Write out the data again exactly, skipping every picture.

── RECORD LIST

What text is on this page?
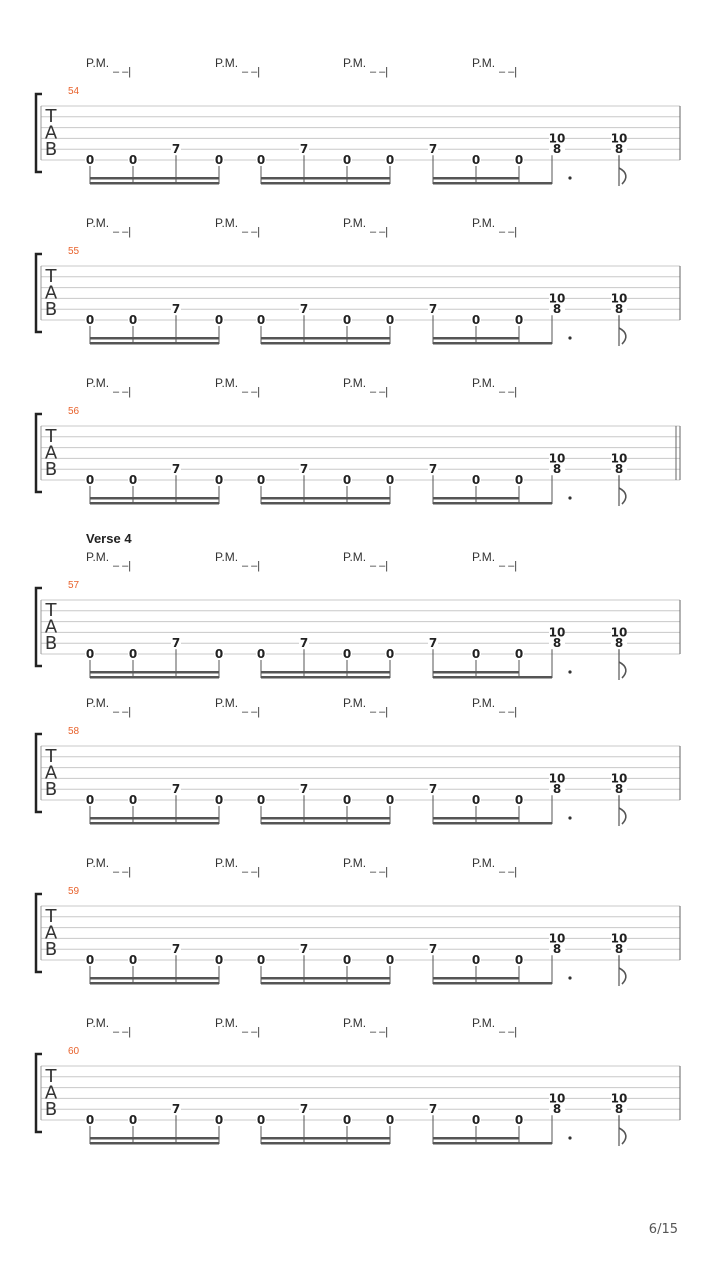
P.M.
– –|
P.M.
– –|
P.M.
– –|
P.M.
– –|
54
T
A
B 0	0
7
0	0
7
0	0
7
0	0
10
8
10
8
P.M.
– –|
P.M.
– –|
P.M.
– –|
P.M.
– –|
55
T
A
B 0	0
7
0	0
7
0	0
7
0	0
10
8
10
8
P.M.
– –|
P.M.
– –|
P.M.
– –|
P.M.
– –|
56
T
A
B 0	0
7
0	0
7
0	0
7
0	0
10
8
10
8
Verse 4
P.M.
– –|
P.M.
– –|
P.M.
– –|
P.M.
– –|
57
T
A
B 0	0
7
0	0
7
0	0
7
0	0
10
8
10
8
P.M.
– –|
P.M.
– –|
P.M.
– –|
P.M.
– –|
58
T
A
B 0	0
7
0	0
7
0	0
7
0	0
10
8
10
8
P.M.
– –|
P.M.
– –|
P.M.
– –|
P.M.
– –|
59
T
A
B 0	0
7
0	0
7
0	0
7
0	0
10
8
10
8
P.M.
– –|
P.M.
– –|
P.M.
– –|
P.M.
– –|
60
T
A
B 0	0
7
0	0
7
0	0
7
0	0
10
8
10
8
6/15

────

** FINAL ANSWER **
What text is on this page?
P.M.
– –|
P.M.
– –|
P.M.
– –|
P.M.
– –|
54
T
A
B 0	0
7
0	0
7
0	0
7
0	0
10
8
10
8
P.M.
– –|
P.M.
– –|
P.M.
– –|
P.M.
– –|
55
T
A
B 0	0
7
0	0
7
0	0
7
0	0
10
8
10
8
P.M.
– –|
P.M.
– –|
P.M.
– –|
P.M.
– –|
56
T
A
B 0	0
7
0	0
7
0	0
7
0	0
10
8
10
8
Verse 4
P.M.
– –|
P.M.
– –|
P.M.
– –|
P.M.
– –|
57
T
A
B 0	0
7
0	0
7
0	0
7
0	0
10
8
10
8
P.M.
– –|
P.M.
– –|
P.M.
– –|
P.M.
– –|
58
T
A
B 0	0
7
0	0
7
0	0
7
0	0
10
8
10
8
P.M.
– –|
P.M.
– –|
P.M.
– –|
P.M.
– –|
59
T
A
B 0	0
7
0	0
7
0	0
7
0	0
10
8
10
8
P.M.
– –|
P.M.
– –|
P.M.
– –|
P.M.
– –|
60
T
A
B 0	0
7
0	0
7
0	0
7
0	0
10
8
10
8
6/15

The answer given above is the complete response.